Extracted rows
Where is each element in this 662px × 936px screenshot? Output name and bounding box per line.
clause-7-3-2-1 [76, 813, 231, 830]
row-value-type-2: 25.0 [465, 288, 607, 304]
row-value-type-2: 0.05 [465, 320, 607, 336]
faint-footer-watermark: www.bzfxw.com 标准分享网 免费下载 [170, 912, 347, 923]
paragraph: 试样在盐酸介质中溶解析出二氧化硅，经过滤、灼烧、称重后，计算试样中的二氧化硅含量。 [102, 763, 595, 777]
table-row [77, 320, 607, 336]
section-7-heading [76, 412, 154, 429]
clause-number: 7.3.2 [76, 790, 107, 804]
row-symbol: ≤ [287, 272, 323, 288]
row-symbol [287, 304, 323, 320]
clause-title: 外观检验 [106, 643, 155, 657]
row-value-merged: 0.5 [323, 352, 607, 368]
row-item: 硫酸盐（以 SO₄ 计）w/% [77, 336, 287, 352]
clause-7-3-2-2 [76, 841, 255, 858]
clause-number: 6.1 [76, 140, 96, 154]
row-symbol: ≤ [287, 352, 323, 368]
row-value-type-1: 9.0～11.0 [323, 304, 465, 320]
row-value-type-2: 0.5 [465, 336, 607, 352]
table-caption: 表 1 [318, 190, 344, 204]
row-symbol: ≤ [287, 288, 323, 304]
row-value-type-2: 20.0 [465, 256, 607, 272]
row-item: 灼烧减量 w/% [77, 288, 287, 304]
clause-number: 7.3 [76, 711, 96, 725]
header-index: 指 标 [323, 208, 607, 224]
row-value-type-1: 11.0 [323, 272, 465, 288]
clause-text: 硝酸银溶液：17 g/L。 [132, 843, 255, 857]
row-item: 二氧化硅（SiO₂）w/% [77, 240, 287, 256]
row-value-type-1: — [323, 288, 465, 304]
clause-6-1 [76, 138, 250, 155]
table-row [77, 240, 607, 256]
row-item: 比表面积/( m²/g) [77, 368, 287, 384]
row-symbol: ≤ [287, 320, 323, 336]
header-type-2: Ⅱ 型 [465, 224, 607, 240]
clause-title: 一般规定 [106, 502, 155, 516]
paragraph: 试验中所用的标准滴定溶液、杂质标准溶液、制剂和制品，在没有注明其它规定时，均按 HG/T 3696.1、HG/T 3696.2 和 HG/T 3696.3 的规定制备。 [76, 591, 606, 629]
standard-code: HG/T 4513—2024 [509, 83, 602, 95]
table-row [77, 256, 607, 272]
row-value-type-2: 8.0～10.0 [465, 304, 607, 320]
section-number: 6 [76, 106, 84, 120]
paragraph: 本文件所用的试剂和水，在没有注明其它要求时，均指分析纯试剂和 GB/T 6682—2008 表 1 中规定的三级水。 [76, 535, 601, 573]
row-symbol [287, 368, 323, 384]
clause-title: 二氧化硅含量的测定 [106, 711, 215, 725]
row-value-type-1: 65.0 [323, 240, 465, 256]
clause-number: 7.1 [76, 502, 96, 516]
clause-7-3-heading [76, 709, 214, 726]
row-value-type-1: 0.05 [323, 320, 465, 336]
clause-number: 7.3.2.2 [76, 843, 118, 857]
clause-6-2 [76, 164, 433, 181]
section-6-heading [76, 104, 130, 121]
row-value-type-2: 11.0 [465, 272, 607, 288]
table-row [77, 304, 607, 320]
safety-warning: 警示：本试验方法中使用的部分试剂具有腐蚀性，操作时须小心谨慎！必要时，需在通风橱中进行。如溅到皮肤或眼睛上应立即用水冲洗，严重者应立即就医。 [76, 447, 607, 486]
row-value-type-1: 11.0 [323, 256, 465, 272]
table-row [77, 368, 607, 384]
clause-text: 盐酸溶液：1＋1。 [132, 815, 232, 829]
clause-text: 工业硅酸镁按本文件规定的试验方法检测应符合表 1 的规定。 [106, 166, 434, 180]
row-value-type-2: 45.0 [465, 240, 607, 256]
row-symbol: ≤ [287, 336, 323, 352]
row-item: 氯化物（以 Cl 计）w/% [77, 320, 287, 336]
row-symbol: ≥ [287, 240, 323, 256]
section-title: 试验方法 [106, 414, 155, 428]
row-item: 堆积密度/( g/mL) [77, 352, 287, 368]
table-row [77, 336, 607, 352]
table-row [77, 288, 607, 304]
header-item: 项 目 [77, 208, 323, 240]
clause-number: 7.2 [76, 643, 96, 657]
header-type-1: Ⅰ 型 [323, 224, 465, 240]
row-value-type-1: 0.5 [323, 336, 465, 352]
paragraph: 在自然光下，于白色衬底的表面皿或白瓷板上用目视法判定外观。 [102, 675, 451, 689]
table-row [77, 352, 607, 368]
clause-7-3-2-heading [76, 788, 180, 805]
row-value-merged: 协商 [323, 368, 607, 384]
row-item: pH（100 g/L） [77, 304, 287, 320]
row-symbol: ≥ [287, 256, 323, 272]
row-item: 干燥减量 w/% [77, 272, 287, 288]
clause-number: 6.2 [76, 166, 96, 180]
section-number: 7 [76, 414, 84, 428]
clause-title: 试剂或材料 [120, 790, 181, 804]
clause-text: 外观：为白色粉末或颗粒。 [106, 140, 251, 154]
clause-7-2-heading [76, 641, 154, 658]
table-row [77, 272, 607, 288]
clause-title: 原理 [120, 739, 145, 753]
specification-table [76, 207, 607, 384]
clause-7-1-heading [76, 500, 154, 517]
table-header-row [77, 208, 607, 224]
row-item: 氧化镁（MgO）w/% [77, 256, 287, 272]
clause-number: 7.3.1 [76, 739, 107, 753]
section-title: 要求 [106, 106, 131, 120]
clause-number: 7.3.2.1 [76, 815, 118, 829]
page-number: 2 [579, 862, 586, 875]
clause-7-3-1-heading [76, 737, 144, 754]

** WHAT IS BEING ASKED **
Copy out the rows above line for line, with no changes.

** PROBLEM SOLUTION **
Where is each element in this 662px × 936px screenshot? Output name and bounding box per line.
clause-7-3-2-1 [76, 813, 231, 830]
row-value-type-2: 25.0 [465, 288, 607, 304]
row-value-type-2: 0.05 [465, 320, 607, 336]
faint-footer-watermark: www.bzfxw.com 标准分享网 免费下载 [170, 912, 347, 923]
paragraph: 试样在盐酸介质中溶解析出二氧化硅，经过滤、灼烧、称重后，计算试样中的二氧化硅含量。 [102, 763, 595, 777]
table-row [77, 320, 607, 336]
section-7-heading [76, 412, 154, 429]
clause-number: 7.3.2 [76, 790, 107, 804]
row-symbol: ≤ [287, 272, 323, 288]
row-symbol [287, 304, 323, 320]
clause-title: 外观检验 [106, 643, 155, 657]
row-value-merged: 0.5 [323, 352, 607, 368]
row-item: 硫酸盐（以 SO₄ 计）w/% [77, 336, 287, 352]
clause-7-3-2-2 [76, 841, 255, 858]
clause-number: 6.1 [76, 140, 96, 154]
row-symbol: ≤ [287, 352, 323, 368]
row-value-type-1: 9.0～11.0 [323, 304, 465, 320]
row-value-type-2: 0.5 [465, 336, 607, 352]
table-caption: 表 1 [318, 190, 344, 204]
row-symbol: ≤ [287, 288, 323, 304]
row-value-type-2: 20.0 [465, 256, 607, 272]
row-item: 灼烧减量 w/% [77, 288, 287, 304]
clause-number: 7.3 [76, 711, 96, 725]
header-index: 指 标 [323, 208, 607, 224]
row-value-type-1: 11.0 [323, 272, 465, 288]
clause-text: 硝酸银溶液：17 g/L。 [132, 843, 255, 857]
row-item: 二氧化硅（SiO₂）w/% [77, 240, 287, 256]
row-value-type-1: — [323, 288, 465, 304]
clause-6-1 [76, 138, 250, 155]
table-row [77, 240, 607, 256]
row-item: 比表面积/( m²/g) [77, 368, 287, 384]
row-symbol: ≤ [287, 320, 323, 336]
header-type-2: Ⅱ 型 [465, 224, 607, 240]
clause-title: 一般规定 [106, 502, 155, 516]
paragraph: 试验中所用的标准滴定溶液、杂质标准溶液、制剂和制品，在没有注明其它规定时，均按 HG/T 3696.1、HG/T 3696.2 和 HG/T 3696.3 的规定制备。 [76, 591, 606, 629]
standard-code: HG/T 4513—2024 [509, 83, 602, 95]
table-row [77, 256, 607, 272]
row-value-type-2: 8.0～10.0 [465, 304, 607, 320]
section-number: 6 [76, 106, 84, 120]
paragraph: 本文件所用的试剂和水，在没有注明其它要求时，均指分析纯试剂和 GB/T 6682—2008 表 1 中规定的三级水。 [76, 535, 601, 573]
row-symbol [287, 368, 323, 384]
clause-title: 二氧化硅含量的测定 [106, 711, 215, 725]
row-value-type-1: 65.0 [323, 240, 465, 256]
clause-number: 7.1 [76, 502, 96, 516]
clause-7-3-heading [76, 709, 214, 726]
row-value-type-1: 0.05 [323, 320, 465, 336]
clause-number: 7.3.2.2 [76, 843, 118, 857]
clause-6-2 [76, 164, 433, 181]
section-6-heading [76, 104, 130, 121]
row-value-type-2: 11.0 [465, 272, 607, 288]
table-row [77, 304, 607, 320]
safety-warning: 警示：本试验方法中使用的部分试剂具有腐蚀性，操作时须小心谨慎！必要时，需在通风橱中进行。如溅到皮肤或眼睛上应立即用水冲洗，严重者应立即就医。 [76, 447, 607, 486]
row-value-type-1: 11.0 [323, 256, 465, 272]
table-row [77, 368, 607, 384]
clause-text: 盐酸溶液：1＋1。 [132, 815, 232, 829]
clause-text: 工业硅酸镁按本文件规定的试验方法检测应符合表 1 的规定。 [106, 166, 434, 180]
row-value-type-2: 45.0 [465, 240, 607, 256]
row-symbol: ≤ [287, 336, 323, 352]
row-item: 氯化物（以 Cl 计）w/% [77, 320, 287, 336]
row-symbol: ≥ [287, 240, 323, 256]
section-title: 试验方法 [106, 414, 155, 428]
row-item: 堆积密度/( g/mL) [77, 352, 287, 368]
table-row [77, 336, 607, 352]
table-row [77, 288, 607, 304]
header-item: 项 目 [77, 208, 323, 240]
clause-number: 7.2 [76, 643, 96, 657]
header-type-1: Ⅰ 型 [323, 224, 465, 240]
row-value-type-1: 0.5 [323, 336, 465, 352]
paragraph: 在自然光下，于白色衬底的表面皿或白瓷板上用目视法判定外观。 [102, 675, 451, 689]
table-row [77, 352, 607, 368]
clause-7-3-2-heading [76, 788, 180, 805]
row-value-merged: 协商 [323, 368, 607, 384]
row-item: pH（100 g/L） [77, 304, 287, 320]
row-symbol: ≥ [287, 256, 323, 272]
row-item: 干燥减量 w/% [77, 272, 287, 288]
clause-number: 6.2 [76, 166, 96, 180]
section-number: 7 [76, 414, 84, 428]
clause-title: 试剂或材料 [120, 790, 181, 804]
clause-text: 外观：为白色粉末或颗粒。 [106, 140, 251, 154]
clause-7-2-heading [76, 641, 154, 658]
table-row [77, 272, 607, 288]
clause-title: 原理 [120, 739, 145, 753]
specification-table [76, 207, 607, 384]
clause-7-1-heading [76, 500, 154, 517]
table-header-row [77, 208, 607, 224]
row-item: 氧化镁（MgO）w/% [77, 256, 287, 272]
clause-number: 7.3.1 [76, 739, 107, 753]
section-title: 要求 [106, 106, 131, 120]
clause-number: 7.3.2.1 [76, 815, 118, 829]
page-number: 2 [579, 862, 586, 875]
clause-7-3-1-heading [76, 737, 144, 754]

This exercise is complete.